##### Exercise input #####

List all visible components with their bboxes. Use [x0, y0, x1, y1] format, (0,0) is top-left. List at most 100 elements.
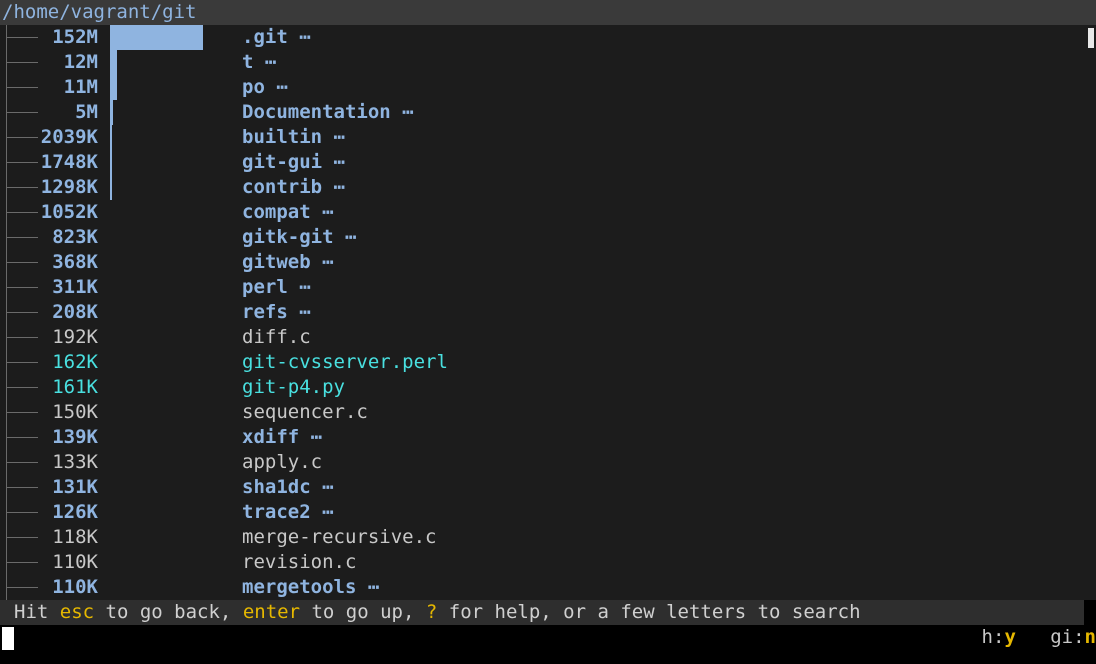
size-bar: [110, 25, 203, 50]
tree-row[interactable]: 11M po ⋯: [0, 75, 1080, 100]
tree-row[interactable]: 162K git-cvsserver.perl: [0, 350, 1080, 375]
tree-branch-line: [6, 37, 38, 38]
tree-branch-line: [6, 287, 38, 288]
entry-size: 12M: [63, 51, 98, 73]
tree-branch-line: [6, 312, 38, 313]
command-input[interactable]: [0, 625, 1096, 664]
tree-row[interactable]: 133K apply.c: [0, 450, 1080, 475]
tree-branch-line: [6, 62, 38, 63]
gitignore-flag-label: gi:: [1050, 626, 1085, 648]
size-bar: [110, 50, 117, 75]
tree-branch-line: [6, 512, 38, 513]
hidden-flag-label: h:: [981, 626, 1005, 648]
tree-row[interactable]: 150K sequencer.c: [0, 400, 1080, 425]
tree-row[interactable]: 5M Documentation ⋯: [0, 100, 1080, 125]
entry-size: 150K: [52, 401, 98, 423]
tree-branch-line: [6, 112, 38, 113]
file-name: merge-recursive.c: [242, 526, 437, 548]
file-name: apply.c: [242, 451, 323, 473]
input-cursor: [2, 627, 14, 650]
entry-size: 110K: [52, 576, 98, 598]
entry-size: 161K: [52, 376, 98, 398]
tree-branch-line: [6, 362, 38, 363]
folder-name: po ⋯: [242, 76, 288, 98]
folder-name: trace2 ⋯: [242, 501, 334, 523]
size-bar: [110, 125, 112, 150]
folder-name: gitk-git ⋯: [242, 226, 357, 248]
folder-name: gitweb ⋯: [242, 251, 334, 273]
size-bar: [110, 100, 113, 125]
help-text-part: Hit: [14, 601, 60, 623]
tree-row[interactable]: 1052K compat ⋯: [0, 200, 1080, 225]
esc-key-hint: esc: [59, 601, 95, 623]
tree-row[interactable]: 192K diff.c: [0, 325, 1080, 350]
tree-branch-line: [6, 562, 38, 563]
tree-branch-line: [6, 237, 38, 238]
tree-branch-line: [6, 262, 38, 263]
file-name: sequencer.c: [242, 401, 368, 423]
entry-size: 1748K: [40, 151, 98, 173]
entry-size: 208K: [52, 301, 98, 323]
tree-row[interactable]: 152M .git ⋯: [0, 25, 1080, 50]
tree-row[interactable]: 139K xdiff ⋯: [0, 425, 1080, 450]
entry-size: 162K: [52, 351, 98, 373]
entry-size: 1052K: [40, 201, 98, 223]
tree-branch-line: [6, 487, 38, 488]
tree-row[interactable]: 2039K builtin ⋯: [0, 125, 1080, 150]
entry-size: 131K: [52, 476, 98, 498]
tree-row[interactable]: 1298K contrib ⋯: [0, 175, 1080, 200]
size-bar: [110, 175, 112, 200]
entry-size: 192K: [52, 326, 98, 348]
flags-indicator: h:y gi:n: [982, 625, 1096, 650]
tree-branch-line: [6, 337, 38, 338]
size-bar: [110, 150, 112, 175]
folder-name: builtin ⋯: [242, 126, 345, 148]
entry-size: 133K: [52, 451, 98, 473]
tree-row[interactable]: 12M t ⋯: [0, 50, 1080, 75]
folder-name: xdiff ⋯: [242, 426, 323, 448]
tree-branch-line: [6, 212, 38, 213]
status-bar: Hit esc to go back, enter to go up, ? fo…: [0, 600, 1084, 625]
path-header: /home/vagrant/git: [0, 0, 1096, 25]
entry-size: 110K: [52, 551, 98, 573]
tree-branch-line: [6, 412, 38, 413]
folder-name: t ⋯: [242, 51, 277, 73]
file-name: git-p4.py: [242, 376, 345, 398]
folder-name: .git ⋯: [242, 26, 311, 48]
tree-row[interactable]: 1748K git-gui ⋯: [0, 150, 1080, 175]
tree-row[interactable]: 110K revision.c: [0, 550, 1080, 575]
tree-row[interactable]: 311K perl ⋯: [0, 275, 1080, 300]
folder-name: git-gui ⋯: [242, 151, 345, 173]
tree-row[interactable]: 118K merge-recursive.c: [0, 525, 1080, 550]
tree-row[interactable]: 208K refs ⋯: [0, 300, 1080, 325]
entry-size: 139K: [52, 426, 98, 448]
size-bar: [110, 75, 117, 100]
tree-row[interactable]: 131K sha1dc ⋯: [0, 475, 1080, 500]
tree-row[interactable]: 126K trace2 ⋯: [0, 500, 1080, 525]
file-name: diff.c: [242, 326, 311, 348]
entry-size: 126K: [52, 501, 98, 523]
tree-branch-line: [6, 462, 38, 463]
entry-size: 11M: [63, 76, 98, 98]
folder-name: sha1dc ⋯: [242, 476, 334, 498]
tree-row[interactable]: 110K mergetools ⋯: [0, 575, 1080, 600]
tree-row[interactable]: 368K gitweb ⋯: [0, 250, 1080, 275]
folder-name: refs ⋯: [242, 301, 311, 323]
help-text-part: for help, or a few letters to search: [437, 601, 861, 623]
scrollbar-thumb[interactable]: [1088, 28, 1094, 48]
entry-size: 823K: [52, 226, 98, 248]
help-text-part: to go back,: [94, 601, 243, 623]
entry-size: 311K: [52, 276, 98, 298]
tree-branch-line: [6, 387, 38, 388]
tree-branch-line: [6, 187, 38, 188]
scrollbar[interactable]: [1084, 25, 1096, 600]
tree-branch-line: [6, 137, 38, 138]
folder-name: contrib ⋯: [242, 176, 345, 198]
folder-name: Documentation ⋯: [242, 101, 414, 123]
file-name: git-cvsserver.perl: [242, 351, 448, 373]
folder-name: mergetools ⋯: [242, 576, 380, 598]
help-text: Hit esc to go back, enter to go up, ? fo…: [14, 600, 861, 625]
tree-branch-line: [6, 437, 38, 438]
tree-row[interactable]: 161K git-p4.py: [0, 375, 1080, 400]
tree-row[interactable]: 823K gitk-git ⋯: [0, 225, 1080, 250]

#####

Rename "tree-branch-line" to "branch-guide" in the material, starting with the line with "size-bar: [110, 25, 203, 50]" and going on through the line with "command-input[interactable]: [0, 625, 1096, 664]", and give back only those lines with nothing else changed.

Answer to the task:
size-bar: [110, 25, 203, 50]
tree-row[interactable]: 11M po ⋯: [0, 75, 1080, 100]
tree-row[interactable]: 162K git-cvsserver.perl: [0, 350, 1080, 375]
branch-guide: [6, 37, 38, 38]
branch-guide: [6, 287, 38, 288]
entry-size: 12M: [63, 51, 98, 73]
branch-guide: [6, 312, 38, 313]
command-input[interactable]: [0, 625, 1096, 664]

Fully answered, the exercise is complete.